### Information supplied
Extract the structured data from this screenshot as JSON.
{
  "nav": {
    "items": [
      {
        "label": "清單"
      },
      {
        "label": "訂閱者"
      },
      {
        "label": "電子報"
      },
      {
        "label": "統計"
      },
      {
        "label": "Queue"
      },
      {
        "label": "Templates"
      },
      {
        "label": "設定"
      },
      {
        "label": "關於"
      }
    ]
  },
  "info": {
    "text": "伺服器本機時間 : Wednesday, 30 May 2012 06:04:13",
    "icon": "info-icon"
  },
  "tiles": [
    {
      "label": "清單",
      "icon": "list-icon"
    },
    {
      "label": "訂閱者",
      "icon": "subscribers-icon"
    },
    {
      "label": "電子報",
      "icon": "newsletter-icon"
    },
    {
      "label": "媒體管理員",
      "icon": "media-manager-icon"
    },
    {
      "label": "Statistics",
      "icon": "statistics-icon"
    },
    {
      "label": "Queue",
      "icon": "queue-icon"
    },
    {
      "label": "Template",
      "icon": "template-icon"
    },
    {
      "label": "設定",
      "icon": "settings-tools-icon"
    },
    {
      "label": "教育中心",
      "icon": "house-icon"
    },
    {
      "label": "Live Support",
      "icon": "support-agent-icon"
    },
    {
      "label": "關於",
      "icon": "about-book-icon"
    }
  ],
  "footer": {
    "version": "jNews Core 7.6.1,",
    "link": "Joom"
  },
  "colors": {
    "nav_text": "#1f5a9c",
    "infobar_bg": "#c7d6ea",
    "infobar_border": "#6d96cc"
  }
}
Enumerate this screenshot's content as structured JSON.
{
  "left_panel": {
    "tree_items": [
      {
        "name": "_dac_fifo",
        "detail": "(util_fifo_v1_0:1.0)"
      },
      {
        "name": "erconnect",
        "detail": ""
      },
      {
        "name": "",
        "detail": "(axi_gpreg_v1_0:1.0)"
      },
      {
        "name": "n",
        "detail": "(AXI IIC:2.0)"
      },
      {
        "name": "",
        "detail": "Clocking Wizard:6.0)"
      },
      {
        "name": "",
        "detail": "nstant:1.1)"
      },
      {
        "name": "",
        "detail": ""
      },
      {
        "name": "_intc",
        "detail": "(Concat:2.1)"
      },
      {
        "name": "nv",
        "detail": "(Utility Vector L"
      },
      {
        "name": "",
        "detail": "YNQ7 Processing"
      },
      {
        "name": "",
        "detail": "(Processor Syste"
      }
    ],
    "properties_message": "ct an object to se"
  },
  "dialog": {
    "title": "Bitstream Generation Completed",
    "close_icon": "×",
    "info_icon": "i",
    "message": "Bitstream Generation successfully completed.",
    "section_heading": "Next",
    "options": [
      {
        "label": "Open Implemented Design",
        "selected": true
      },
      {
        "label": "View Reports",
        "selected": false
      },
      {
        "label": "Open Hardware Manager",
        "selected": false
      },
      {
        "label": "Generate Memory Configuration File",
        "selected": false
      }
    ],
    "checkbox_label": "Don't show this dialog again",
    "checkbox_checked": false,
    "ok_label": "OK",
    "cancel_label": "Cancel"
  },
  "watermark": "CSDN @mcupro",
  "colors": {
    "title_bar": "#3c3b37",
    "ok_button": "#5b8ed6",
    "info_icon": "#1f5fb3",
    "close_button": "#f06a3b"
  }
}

### Instructions to follow
Tell how many lines include "this". The number is the whole answer.

### Exercise output
3